PROBLEM DESCRIPTION:
Write out all the material exactly. Leave nothing out.

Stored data
****************************************

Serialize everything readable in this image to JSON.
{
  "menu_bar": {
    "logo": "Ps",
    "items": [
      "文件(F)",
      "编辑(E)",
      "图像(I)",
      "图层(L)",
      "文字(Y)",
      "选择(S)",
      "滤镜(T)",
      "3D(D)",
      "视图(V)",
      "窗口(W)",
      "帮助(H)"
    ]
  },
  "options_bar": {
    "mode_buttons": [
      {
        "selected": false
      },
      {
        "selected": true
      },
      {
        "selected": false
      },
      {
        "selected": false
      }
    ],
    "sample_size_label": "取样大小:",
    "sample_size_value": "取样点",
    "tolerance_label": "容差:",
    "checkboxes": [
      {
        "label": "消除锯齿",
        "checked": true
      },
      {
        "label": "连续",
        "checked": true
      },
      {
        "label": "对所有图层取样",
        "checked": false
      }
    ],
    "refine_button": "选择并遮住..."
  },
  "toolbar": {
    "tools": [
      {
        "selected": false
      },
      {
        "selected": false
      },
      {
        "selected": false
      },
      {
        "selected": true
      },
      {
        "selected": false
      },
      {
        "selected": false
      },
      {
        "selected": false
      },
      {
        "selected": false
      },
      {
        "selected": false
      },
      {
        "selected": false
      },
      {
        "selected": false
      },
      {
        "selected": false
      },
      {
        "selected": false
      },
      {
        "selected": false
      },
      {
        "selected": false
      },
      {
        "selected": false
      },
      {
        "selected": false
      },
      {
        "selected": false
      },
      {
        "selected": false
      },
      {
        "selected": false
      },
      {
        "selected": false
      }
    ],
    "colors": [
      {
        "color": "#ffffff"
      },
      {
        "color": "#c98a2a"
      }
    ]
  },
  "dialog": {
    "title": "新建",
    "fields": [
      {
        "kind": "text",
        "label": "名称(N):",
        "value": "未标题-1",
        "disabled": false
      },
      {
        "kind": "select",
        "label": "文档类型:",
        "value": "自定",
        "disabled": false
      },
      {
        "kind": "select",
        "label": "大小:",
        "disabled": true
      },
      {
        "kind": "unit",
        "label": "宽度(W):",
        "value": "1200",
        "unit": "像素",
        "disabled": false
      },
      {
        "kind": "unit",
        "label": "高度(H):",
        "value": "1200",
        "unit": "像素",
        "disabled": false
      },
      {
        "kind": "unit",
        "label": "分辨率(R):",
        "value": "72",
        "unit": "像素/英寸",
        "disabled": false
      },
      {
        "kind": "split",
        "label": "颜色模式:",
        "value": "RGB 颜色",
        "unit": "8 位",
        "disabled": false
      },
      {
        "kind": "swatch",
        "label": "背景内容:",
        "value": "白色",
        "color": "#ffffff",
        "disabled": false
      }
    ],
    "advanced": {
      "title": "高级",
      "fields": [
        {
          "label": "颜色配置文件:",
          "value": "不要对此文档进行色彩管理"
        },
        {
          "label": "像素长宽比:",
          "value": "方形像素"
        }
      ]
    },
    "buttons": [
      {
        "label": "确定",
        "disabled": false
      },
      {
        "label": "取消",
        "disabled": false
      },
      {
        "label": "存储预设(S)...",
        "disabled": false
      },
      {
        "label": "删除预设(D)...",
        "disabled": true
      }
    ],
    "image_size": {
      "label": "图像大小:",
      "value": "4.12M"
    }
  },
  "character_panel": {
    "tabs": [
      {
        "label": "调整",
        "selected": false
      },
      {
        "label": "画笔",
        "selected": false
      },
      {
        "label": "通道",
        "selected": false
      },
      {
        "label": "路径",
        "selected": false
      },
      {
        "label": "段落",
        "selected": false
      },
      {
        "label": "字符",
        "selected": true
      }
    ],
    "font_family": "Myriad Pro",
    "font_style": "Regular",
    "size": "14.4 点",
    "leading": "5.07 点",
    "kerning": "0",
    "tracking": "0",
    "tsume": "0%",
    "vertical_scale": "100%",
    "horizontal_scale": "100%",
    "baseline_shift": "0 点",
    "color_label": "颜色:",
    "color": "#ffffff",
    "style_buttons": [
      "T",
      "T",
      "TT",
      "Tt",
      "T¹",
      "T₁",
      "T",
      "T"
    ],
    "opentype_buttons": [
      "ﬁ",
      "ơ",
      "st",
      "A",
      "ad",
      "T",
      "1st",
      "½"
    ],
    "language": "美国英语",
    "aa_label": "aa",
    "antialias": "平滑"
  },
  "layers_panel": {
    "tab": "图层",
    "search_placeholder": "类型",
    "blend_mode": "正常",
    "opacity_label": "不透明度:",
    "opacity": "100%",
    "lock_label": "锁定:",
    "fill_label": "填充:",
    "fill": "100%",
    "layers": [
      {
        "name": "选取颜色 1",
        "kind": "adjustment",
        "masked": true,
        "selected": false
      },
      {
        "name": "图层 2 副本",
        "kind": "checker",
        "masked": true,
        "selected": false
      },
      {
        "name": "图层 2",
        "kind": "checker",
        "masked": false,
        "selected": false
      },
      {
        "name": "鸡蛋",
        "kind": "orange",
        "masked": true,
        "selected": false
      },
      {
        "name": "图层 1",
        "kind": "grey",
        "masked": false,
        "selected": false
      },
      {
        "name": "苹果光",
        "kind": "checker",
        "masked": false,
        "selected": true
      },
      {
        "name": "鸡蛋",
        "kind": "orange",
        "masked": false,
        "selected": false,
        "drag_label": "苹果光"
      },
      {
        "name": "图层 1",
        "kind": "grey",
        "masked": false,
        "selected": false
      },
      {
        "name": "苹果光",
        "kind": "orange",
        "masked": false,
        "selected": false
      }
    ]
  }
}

****************************************

FINAL RESULT:
Serialize everything readable in this image to JSON.
{
  "menu_bar": {
    "logo": "Ps",
    "items": [
      "文件(F)",
      "编辑(E)",
      "图像(I)",
      "图层(L)",
      "文字(Y)",
      "选择(S)",
      "滤镜(T)",
      "3D(D)",
      "视图(V)",
      "窗口(W)",
      "帮助(H)"
    ]
  },
  "options_bar": {
    "mode_buttons": [
      {
        "selected": false
      },
      {
        "selected": true
      },
      {
        "selected": false
      },
      {
        "selected": false
      }
    ],
    "sample_size_label": "取样大小:",
    "sample_size_value": "取样点",
    "tolerance_label": "容差:",
    "checkboxes": [
      {
        "label": "消除锯齿",
        "checked": true
      },
      {
        "label": "连续",
        "checked": true
      },
      {
        "label": "对所有图层取样",
        "checked": false
      }
    ],
    "refine_button": "选择并遮住..."
  },
  "toolbar": {
    "tools": [
      {
        "selected": false
      },
      {
        "selected": false
      },
      {
        "selected": false
      },
      {
        "selected": true
      },
      {
        "selected": false
      },
      {
        "selected": false
      },
      {
        "selected": false
      },
      {
        "selected": false
      },
      {
        "selected": false
      },
      {
        "selected": false
      },
      {
        "selected": false
      },
      {
        "selected": false
      },
      {
        "selected": false
      },
      {
        "selected": false
      },
      {
        "selected": false
      },
      {
        "selected": false
      },
      {
        "selected": false
      },
      {
        "selected": false
      },
      {
        "selected": false
      },
      {
        "selected": false
      },
      {
        "selected": false
      }
    ],
    "colors": [
      {
        "color": "#ffffff"
      },
      {
        "color": "#c98a2a"
      }
    ]
  },
  "dialog": {
    "title": "新建",
    "fields": [
      {
        "kind": "text",
        "label": "名称(N):",
        "value": "未标题-1",
        "disabled": false
      },
      {
        "kind": "select",
        "label": "文档类型:",
        "value": "自定",
        "disabled": false
      },
      {
        "kind": "select",
        "label": "大小:",
        "disabled": true
      },
      {
        "kind": "unit",
        "label": "宽度(W):",
        "value": "1200",
        "unit": "像素",
        "disabled": false
      },
      {
        "kind": "unit",
        "label": "高度(H):",
        "value": "1200",
        "unit": "像素",
        "disabled": false
      },
      {
        "kind": "unit",
        "label": "分辨率(R):",
        "value": "72",
        "unit": "像素/英寸",
        "disabled": false
      },
      {
        "kind": "split",
        "label": "颜色模式:",
        "value": "RGB 颜色",
        "unit": "8 位",
        "disabled": false
      },
      {
        "kind": "swatch",
        "label": "背景内容:",
        "value": "白色",
        "color": "#ffffff",
        "disabled": false
      }
    ],
    "advanced": {
      "title": "高级",
      "fields": [
        {
          "label": "颜色配置文件:",
          "value": "不要对此文档进行色彩管理"
        },
        {
          "label": "像素长宽比:",
          "value": "方形像素"
        }
      ]
    },
    "buttons": [
      {
        "label": "确定",
        "disabled": false
      },
      {
        "label": "取消",
        "disabled": false
      },
      {
        "label": "存储预设(S)...",
        "disabled": false
      },
      {
        "label": "删除预设(D)...",
        "disabled": true
      }
    ],
    "image_size": {
      "label": "图像大小:",
      "value": "4.12M"
    }
  },
  "character_panel": {
    "tabs": [
      {
        "label": "调整",
        "selected": false
      },
      {
        "label": "画笔",
        "selected": false
      },
      {
        "label": "通道",
        "selected": false
      },
      {
        "label": "路径",
        "selected": false
      },
      {
        "label": "段落",
        "selected": false
      },
      {
        "label": "字符",
        "selected": true
      }
    ],
    "font_family": "Myriad Pro",
    "font_style": "Regular",
    "size": "14.4 点",
    "leading": "5.07 点",
    "kerning": "0",
    "tracking": "0",
    "tsume": "0%",
    "vertical_scale": "100%",
    "horizontal_scale": "100%",
    "baseline_shift": "0 点",
    "color_label": "颜色:",
    "color": "#ffffff",
    "style_buttons": [
      "T",
      "T",
      "TT",
      "Tt",
      "T¹",
      "T₁",
      "T",
      "T"
    ],
    "opentype_buttons": [
      "ﬁ",
      "ơ",
      "st",
      "A",
      "ad",
      "T",
      "1st",
      "½"
    ],
    "language": "美国英语",
    "aa_label": "aa",
    "antialias": "平滑"
  },
  "layers_panel": {
    "tab": "图层",
    "search_placeholder": "类型",
    "blend_mode": "正常",
    "opacity_label": "不透明度:",
    "opacity": "100%",
    "lock_label": "锁定:",
    "fill_label": "填充:",
    "fill": "100%",
    "layers": [
      {
        "name": "选取颜色 1",
        "kind": "adjustment",
        "masked": true,
        "selected": false
      },
      {
        "name": "图层 2 副本",
        "kind": "checker",
        "masked": true,
        "selected": false
      },
      {
        "name": "图层 2",
        "kind": "checker",
        "masked": false,
        "selected": false
      },
      {
        "name": "鸡蛋",
        "kind": "orange",
        "masked": true,
        "selected": false
      },
      {
        "name": "图层 1",
        "kind": "grey",
        "masked": false,
        "selected": false
      },
      {
        "name": "苹果光",
        "kind": "checker",
        "masked": false,
        "selected": true
      },
      {
        "name": "鸡蛋",
        "kind": "orange",
        "masked": false,
        "selected": false,
        "drag_label": "苹果光"
      },
      {
        "name": "图层 1",
        "kind": "grey",
        "masked": false,
        "selected": false
      },
      {
        "name": "苹果光",
        "kind": "orange",
        "masked": false,
        "selected": false
      }
    ]
  }
}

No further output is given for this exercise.